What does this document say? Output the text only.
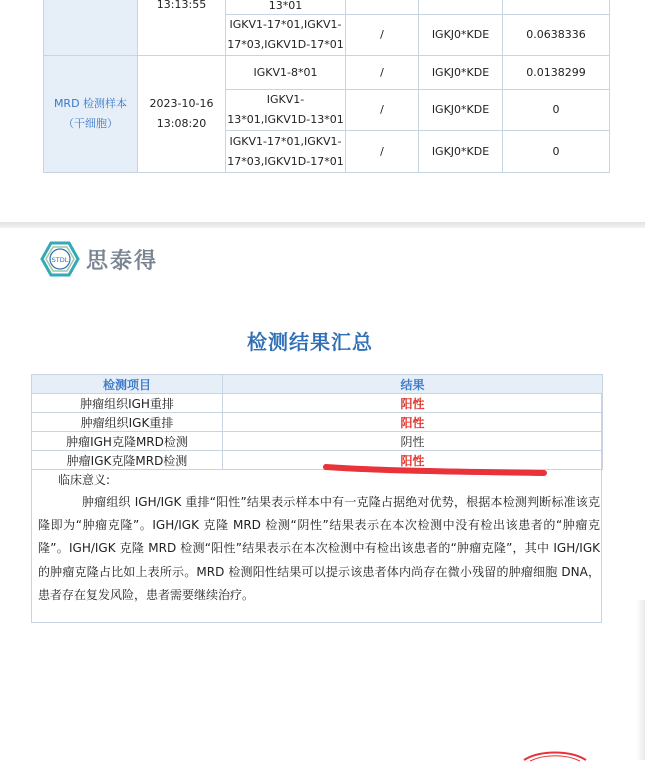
	13:13:55	13*01			
		IGKV1-17*01,IGKV1-17*03,IGKV1D-17*01	/	IGKJ0*KDE	0.0638336
MRD 检测样本（干细胞）	2023-10-16 13:08:20	IGKV1-8*01	/	IGKJ0*KDE	0.0138299
		IGKV1-13*01,IGKV1D-13*01	/	IGKJ0*KDE	0
		IGKV1-17*01,IGKV1-17*03,IGKV1D-17*01	/	IGKJ0*KDE	0
STDL 思泰得
检测结果汇总
检测项目	结果
肿瘤组织IGH重排	阳性
肿瘤组织IGK重排	阳性
肿瘤IGH克隆MRD检测	阴性
肿瘤IGK克隆MRD检测	阳性
临床意义:
肿瘤组织 IGH/IGK 重排“阳性”结果表示样本中有一克隆占据绝对优势，根据本检测判断标准该克隆即为“肿瘤克隆”。IGH/IGK 克隆 MRD 检测“阴性”结果表示在本次检测中没有检出该患者的“肿瘤克隆”。IGH/IGK 克隆 MRD 检测“阳性”结果表示在本次检测中有检出该患者的“肿瘤克隆”，其中 IGH/IGK 的肿瘤克隆占比如上表所示。MRD 检测阳性结果可以提示该患者体内尚存在微小残留的肿瘤细胞 DNA，患者存在复发风险，患者需要继续治疗。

• • • • •

### Problem
Reproduce the material above verbatim; omit every picture.

### Task solution
What does this document say? Output the text only.
	13:13:55	13*01			
		IGKV1-17*01,IGKV1-17*03,IGKV1D-17*01	/	IGKJ0*KDE	0.0638336
MRD 检测样本（干细胞）	2023-10-16 13:08:20	IGKV1-8*01	/	IGKJ0*KDE	0.0138299
		IGKV1-13*01,IGKV1D-13*01	/	IGKJ0*KDE	0
		IGKV1-17*01,IGKV1-17*03,IGKV1D-17*01	/	IGKJ0*KDE	0
STDL 思泰得
检测结果汇总
检测项目	结果
肿瘤组织IGH重排	阳性
肿瘤组织IGK重排	阳性
肿瘤IGH克隆MRD检测	阴性
肿瘤IGK克隆MRD检测	阳性
临床意义:
肿瘤组织 IGH/IGK 重排“阳性”结果表示样本中有一克隆占据绝对优势，根据本检测判断标准该克隆即为“肿瘤克隆”。IGH/IGK 克隆 MRD 检测“阴性”结果表示在本次检测中没有检出该患者的“肿瘤克隆”。IGH/IGK 克隆 MRD 检测“阳性”结果表示在本次检测中有检出该患者的“肿瘤克隆”，其中 IGH/IGK 的肿瘤克隆占比如上表所示。MRD 检测阳性结果可以提示该患者体内尚存在微小残留的肿瘤细胞 DNA，患者存在复发风险，患者需要继续治疗。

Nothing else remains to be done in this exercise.